(Chart and figure data)
———
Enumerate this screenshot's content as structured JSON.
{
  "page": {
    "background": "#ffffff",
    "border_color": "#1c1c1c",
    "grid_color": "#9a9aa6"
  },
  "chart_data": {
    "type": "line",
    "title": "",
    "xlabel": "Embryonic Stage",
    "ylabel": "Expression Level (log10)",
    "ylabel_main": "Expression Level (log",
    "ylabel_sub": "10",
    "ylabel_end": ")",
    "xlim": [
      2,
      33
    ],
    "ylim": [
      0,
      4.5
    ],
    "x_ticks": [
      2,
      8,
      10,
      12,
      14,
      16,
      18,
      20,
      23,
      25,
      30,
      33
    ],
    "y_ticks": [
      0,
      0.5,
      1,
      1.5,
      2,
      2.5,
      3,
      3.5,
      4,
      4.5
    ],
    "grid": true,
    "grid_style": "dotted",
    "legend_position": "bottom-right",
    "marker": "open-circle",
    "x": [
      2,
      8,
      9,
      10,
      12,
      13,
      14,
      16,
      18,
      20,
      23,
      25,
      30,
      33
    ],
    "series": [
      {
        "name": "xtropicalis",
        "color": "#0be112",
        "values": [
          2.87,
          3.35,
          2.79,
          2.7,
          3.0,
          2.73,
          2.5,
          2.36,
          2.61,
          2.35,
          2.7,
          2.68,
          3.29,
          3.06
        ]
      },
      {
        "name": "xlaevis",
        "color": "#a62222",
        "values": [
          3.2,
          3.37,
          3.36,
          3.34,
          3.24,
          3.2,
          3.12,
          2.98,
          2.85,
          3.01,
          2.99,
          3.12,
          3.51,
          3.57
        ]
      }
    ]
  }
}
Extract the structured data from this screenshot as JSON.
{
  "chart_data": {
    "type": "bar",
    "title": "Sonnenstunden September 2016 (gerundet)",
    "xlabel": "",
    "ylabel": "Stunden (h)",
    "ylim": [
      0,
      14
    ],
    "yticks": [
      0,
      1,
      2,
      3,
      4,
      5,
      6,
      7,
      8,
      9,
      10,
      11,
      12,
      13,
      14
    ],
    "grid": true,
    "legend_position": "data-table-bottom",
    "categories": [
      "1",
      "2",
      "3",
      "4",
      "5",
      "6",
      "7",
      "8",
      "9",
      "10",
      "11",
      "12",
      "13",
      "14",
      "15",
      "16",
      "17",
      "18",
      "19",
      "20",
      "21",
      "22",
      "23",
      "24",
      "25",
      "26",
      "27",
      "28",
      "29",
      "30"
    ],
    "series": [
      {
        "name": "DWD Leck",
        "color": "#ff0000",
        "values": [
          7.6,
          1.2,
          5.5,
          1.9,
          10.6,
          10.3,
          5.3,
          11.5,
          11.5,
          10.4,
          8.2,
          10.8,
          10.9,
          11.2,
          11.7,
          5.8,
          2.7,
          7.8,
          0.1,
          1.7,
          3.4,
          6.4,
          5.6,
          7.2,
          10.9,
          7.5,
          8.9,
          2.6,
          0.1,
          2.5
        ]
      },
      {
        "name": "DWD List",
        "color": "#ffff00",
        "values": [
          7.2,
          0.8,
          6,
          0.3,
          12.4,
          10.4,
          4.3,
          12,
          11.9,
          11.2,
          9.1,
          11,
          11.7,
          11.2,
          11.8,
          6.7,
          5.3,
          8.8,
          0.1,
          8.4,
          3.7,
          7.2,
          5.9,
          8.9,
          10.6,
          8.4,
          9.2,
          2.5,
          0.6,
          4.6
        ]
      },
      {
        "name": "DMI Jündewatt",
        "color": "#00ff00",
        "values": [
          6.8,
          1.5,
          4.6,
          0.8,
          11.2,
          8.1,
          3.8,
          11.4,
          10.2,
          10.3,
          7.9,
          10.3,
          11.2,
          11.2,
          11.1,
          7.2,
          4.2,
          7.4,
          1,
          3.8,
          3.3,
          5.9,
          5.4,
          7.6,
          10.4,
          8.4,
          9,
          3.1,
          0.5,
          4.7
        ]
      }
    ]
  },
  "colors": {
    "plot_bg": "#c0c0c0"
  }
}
———
• Exercise prompt: Read the data above and pull out each line that holds the string "Expression".

• Solution to this task:
    "ylabel": "Expression Level (log10)",
    "ylabel_main": "Expression Level (log",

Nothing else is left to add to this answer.